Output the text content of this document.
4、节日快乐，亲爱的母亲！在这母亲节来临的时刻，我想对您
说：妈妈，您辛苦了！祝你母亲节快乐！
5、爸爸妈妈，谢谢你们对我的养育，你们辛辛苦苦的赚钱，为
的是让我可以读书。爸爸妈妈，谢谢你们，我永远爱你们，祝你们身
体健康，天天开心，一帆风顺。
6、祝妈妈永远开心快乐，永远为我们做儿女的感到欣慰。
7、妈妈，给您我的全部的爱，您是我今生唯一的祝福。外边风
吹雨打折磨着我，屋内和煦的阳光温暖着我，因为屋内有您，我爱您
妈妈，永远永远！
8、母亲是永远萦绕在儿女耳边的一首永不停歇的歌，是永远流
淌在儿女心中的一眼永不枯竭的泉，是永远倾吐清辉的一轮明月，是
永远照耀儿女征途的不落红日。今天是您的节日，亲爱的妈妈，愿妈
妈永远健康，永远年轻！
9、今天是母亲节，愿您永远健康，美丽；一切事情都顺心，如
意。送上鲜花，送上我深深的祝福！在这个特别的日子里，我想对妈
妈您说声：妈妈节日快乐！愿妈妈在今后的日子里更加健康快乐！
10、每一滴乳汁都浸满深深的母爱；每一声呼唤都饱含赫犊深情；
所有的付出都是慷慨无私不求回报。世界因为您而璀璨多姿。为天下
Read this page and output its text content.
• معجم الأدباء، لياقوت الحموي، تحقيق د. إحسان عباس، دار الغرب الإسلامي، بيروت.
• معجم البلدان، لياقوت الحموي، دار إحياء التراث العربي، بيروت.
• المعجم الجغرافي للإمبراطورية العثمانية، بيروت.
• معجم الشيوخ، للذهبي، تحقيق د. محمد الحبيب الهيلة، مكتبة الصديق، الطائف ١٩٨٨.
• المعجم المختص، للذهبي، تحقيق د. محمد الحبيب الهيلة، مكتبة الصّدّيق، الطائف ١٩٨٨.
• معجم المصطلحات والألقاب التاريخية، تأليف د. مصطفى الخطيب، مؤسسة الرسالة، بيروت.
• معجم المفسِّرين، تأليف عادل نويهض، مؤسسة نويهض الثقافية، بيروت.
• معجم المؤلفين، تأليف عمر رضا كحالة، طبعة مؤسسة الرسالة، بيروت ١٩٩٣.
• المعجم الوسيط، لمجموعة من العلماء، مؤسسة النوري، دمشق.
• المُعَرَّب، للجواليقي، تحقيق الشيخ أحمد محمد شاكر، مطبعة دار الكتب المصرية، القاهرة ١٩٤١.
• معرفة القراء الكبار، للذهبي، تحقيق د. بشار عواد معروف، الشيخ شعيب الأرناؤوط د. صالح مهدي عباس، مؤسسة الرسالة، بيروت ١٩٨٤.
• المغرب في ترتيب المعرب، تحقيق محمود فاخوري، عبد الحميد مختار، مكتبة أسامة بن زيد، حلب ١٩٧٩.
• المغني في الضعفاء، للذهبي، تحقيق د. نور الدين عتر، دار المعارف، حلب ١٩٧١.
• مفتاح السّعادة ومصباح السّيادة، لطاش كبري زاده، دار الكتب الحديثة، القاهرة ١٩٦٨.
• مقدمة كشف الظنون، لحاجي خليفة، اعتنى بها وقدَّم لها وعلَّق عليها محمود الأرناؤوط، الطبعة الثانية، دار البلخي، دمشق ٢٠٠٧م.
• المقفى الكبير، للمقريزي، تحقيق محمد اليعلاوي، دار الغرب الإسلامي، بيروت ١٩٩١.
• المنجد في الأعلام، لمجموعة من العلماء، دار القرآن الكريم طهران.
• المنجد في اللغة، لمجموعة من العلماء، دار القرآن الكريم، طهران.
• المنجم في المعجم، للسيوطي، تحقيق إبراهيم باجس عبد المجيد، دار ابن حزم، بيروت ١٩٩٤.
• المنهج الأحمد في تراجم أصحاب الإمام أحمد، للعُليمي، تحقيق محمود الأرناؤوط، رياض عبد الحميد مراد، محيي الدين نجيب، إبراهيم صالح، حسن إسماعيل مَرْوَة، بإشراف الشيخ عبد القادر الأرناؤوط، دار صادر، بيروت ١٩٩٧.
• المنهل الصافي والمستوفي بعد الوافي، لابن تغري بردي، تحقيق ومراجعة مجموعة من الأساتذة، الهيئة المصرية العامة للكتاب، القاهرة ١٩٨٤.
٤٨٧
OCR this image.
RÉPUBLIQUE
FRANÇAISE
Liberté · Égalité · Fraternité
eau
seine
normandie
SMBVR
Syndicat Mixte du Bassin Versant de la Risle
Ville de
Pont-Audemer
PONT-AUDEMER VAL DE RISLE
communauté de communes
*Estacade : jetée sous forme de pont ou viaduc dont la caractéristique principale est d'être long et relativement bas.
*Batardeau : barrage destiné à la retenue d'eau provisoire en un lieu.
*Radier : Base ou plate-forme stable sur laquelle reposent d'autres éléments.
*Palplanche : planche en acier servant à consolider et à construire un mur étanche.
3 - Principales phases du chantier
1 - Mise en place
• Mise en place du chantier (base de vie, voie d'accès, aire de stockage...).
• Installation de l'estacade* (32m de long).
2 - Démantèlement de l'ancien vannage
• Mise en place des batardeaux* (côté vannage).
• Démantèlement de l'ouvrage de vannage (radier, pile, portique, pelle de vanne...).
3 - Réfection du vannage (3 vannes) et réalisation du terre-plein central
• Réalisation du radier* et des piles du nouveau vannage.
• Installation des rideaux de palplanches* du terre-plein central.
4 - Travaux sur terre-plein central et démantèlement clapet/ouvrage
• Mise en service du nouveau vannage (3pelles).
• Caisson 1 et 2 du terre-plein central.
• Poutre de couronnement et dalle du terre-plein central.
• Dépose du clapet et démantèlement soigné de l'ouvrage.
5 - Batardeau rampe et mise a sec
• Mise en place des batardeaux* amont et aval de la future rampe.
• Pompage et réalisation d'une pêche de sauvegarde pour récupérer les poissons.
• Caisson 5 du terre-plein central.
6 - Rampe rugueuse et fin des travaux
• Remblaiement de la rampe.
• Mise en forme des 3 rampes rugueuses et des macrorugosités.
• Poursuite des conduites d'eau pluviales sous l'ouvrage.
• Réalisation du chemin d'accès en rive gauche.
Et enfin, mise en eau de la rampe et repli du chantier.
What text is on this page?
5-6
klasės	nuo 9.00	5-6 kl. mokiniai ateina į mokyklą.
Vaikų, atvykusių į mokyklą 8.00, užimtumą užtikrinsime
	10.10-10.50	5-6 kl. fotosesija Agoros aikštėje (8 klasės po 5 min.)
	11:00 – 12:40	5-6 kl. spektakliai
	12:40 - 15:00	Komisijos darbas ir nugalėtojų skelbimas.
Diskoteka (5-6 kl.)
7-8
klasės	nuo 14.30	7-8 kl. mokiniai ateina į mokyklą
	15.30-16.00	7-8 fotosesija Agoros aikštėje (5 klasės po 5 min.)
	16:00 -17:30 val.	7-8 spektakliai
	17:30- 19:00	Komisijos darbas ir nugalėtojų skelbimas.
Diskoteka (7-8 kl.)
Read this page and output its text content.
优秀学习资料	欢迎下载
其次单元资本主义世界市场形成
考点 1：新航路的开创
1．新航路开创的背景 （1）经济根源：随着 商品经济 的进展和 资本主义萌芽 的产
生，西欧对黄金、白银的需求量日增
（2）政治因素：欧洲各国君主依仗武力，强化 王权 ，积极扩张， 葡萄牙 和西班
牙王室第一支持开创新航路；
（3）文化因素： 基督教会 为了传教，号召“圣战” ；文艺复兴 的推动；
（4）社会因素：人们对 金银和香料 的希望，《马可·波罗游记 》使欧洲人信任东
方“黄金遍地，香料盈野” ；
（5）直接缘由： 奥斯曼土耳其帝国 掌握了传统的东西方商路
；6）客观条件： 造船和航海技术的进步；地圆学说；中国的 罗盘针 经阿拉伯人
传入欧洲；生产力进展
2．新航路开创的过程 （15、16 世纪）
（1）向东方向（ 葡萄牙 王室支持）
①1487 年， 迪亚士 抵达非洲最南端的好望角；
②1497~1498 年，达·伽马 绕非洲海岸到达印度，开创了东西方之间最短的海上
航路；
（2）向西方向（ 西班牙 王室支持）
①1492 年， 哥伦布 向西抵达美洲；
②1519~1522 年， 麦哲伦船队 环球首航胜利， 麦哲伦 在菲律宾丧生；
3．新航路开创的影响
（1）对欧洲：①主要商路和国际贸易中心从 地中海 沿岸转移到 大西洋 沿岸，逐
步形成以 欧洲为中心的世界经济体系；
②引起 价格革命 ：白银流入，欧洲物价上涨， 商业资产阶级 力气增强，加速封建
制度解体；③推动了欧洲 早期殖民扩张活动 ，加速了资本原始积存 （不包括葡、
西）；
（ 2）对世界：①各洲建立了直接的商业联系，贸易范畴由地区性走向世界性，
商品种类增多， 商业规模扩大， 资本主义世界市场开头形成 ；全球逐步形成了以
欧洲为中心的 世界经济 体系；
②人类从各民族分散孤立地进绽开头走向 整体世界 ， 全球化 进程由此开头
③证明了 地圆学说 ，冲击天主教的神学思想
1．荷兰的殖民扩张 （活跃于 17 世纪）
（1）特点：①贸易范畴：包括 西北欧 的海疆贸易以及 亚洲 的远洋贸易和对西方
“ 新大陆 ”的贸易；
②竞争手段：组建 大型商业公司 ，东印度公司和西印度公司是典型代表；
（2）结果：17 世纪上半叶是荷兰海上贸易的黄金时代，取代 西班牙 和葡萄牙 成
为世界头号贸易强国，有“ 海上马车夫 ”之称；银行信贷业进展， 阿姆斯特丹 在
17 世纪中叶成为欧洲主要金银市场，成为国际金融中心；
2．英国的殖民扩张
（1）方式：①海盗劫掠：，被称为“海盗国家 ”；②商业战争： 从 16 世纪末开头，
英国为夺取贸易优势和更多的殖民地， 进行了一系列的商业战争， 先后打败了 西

******************************

EXERCISE DESCRIPTION: Of the lines in this listing, how many contain "عباس"? Reply with the number and nothing more.

COMPLETED TASK: 2